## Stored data

---+---

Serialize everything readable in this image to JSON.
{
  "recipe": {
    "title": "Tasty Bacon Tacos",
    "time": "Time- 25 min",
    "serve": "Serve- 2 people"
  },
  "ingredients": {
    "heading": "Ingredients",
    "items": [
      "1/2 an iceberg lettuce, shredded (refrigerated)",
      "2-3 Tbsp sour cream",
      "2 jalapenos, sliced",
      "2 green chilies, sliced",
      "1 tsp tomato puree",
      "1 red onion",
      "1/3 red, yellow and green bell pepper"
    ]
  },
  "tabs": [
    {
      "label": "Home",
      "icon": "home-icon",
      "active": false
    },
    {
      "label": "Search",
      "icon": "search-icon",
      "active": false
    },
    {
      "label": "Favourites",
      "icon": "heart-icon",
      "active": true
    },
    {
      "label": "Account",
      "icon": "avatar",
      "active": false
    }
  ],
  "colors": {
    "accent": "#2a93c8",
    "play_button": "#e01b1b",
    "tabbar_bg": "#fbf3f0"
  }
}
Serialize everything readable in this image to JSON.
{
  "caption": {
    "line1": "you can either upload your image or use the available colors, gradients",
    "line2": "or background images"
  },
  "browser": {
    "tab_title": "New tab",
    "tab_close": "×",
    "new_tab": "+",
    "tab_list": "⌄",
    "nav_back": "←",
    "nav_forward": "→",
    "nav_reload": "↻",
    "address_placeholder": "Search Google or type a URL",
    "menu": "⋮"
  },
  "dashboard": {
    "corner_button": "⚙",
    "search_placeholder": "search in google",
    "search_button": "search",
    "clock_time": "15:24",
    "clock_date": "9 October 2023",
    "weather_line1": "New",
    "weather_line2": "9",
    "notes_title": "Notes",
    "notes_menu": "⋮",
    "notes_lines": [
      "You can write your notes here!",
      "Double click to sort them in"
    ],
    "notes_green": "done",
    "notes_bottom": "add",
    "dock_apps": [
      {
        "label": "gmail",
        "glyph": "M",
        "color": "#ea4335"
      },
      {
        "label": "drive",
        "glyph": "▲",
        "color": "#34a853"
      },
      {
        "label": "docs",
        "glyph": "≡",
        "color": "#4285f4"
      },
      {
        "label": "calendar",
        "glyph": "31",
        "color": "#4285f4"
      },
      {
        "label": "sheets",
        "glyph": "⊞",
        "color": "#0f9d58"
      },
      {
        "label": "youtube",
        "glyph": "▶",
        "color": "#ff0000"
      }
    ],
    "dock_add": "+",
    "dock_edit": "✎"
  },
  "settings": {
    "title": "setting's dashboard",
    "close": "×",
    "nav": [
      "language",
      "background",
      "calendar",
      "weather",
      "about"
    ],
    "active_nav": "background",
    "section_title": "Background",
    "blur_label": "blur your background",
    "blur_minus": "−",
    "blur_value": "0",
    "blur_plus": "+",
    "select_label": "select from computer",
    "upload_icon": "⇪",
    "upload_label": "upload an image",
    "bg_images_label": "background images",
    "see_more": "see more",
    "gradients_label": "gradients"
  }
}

---+---

## WHAT IS REQUIRED
Repeat all the entries word for word.

## OUTPUT OF THE TASK
Serialize everything readable in this image to JSON.
{
  "recipe": {
    "title": "Tasty Bacon Tacos",
    "time": "Time- 25 min",
    "serve": "Serve- 2 people"
  },
  "ingredients": {
    "heading": "Ingredients",
    "items": [
      "1/2 an iceberg lettuce, shredded (refrigerated)",
      "2-3 Tbsp sour cream",
      "2 jalapenos, sliced",
      "2 green chilies, sliced",
      "1 tsp tomato puree",
      "1 red onion",
      "1/3 red, yellow and green bell pepper"
    ]
  },
  "tabs": [
    {
      "label": "Home",
      "icon": "home-icon",
      "active": false
    },
    {
      "label": "Search",
      "icon": "search-icon",
      "active": false
    },
    {
      "label": "Favourites",
      "icon": "heart-icon",
      "active": true
    },
    {
      "label": "Account",
      "icon": "avatar",
      "active": false
    }
  ],
  "colors": {
    "accent": "#2a93c8",
    "play_button": "#e01b1b",
    "tabbar_bg": "#fbf3f0"
  }
}
Serialize everything readable in this image to JSON.
{
  "caption": {
    "line1": "you can either upload your image or use the available colors, gradients",
    "line2": "or background images"
  },
  "browser": {
    "tab_title": "New tab",
    "tab_close": "×",
    "new_tab": "+",
    "tab_list": "⌄",
    "nav_back": "←",
    "nav_forward": "→",
    "nav_reload": "↻",
    "address_placeholder": "Search Google or type a URL",
    "menu": "⋮"
  },
  "dashboard": {
    "corner_button": "⚙",
    "search_placeholder": "search in google",
    "search_button": "search",
    "clock_time": "15:24",
    "clock_date": "9 October 2023",
    "weather_line1": "New",
    "weather_line2": "9",
    "notes_title": "Notes",
    "notes_menu": "⋮",
    "notes_lines": [
      "You can write your notes here!",
      "Double click to sort them in"
    ],
    "notes_green": "done",
    "notes_bottom": "add",
    "dock_apps": [
      {
        "label": "gmail",
        "glyph": "M",
        "color": "#ea4335"
      },
      {
        "label": "drive",
        "glyph": "▲",
        "color": "#34a853"
      },
      {
        "label": "docs",
        "glyph": "≡",
        "color": "#4285f4"
      },
      {
        "label": "calendar",
        "glyph": "31",
        "color": "#4285f4"
      },
      {
        "label": "sheets",
        "glyph": "⊞",
        "color": "#0f9d58"
      },
      {
        "label": "youtube",
        "glyph": "▶",
        "color": "#ff0000"
      }
    ],
    "dock_add": "+",
    "dock_edit": "✎"
  },
  "settings": {
    "title": "setting's dashboard",
    "close": "×",
    "nav": [
      "language",
      "background",
      "calendar",
      "weather",
      "about"
    ],
    "active_nav": "background",
    "section_title": "Background",
    "blur_label": "blur your background",
    "blur_minus": "−",
    "blur_value": "0",
    "blur_plus": "+",
    "select_label": "select from computer",
    "upload_icon": "⇪",
    "upload_label": "upload an image",
    "bg_images_label": "background images",
    "see_more": "see more",
    "gradients_label": "gradients"
  }
}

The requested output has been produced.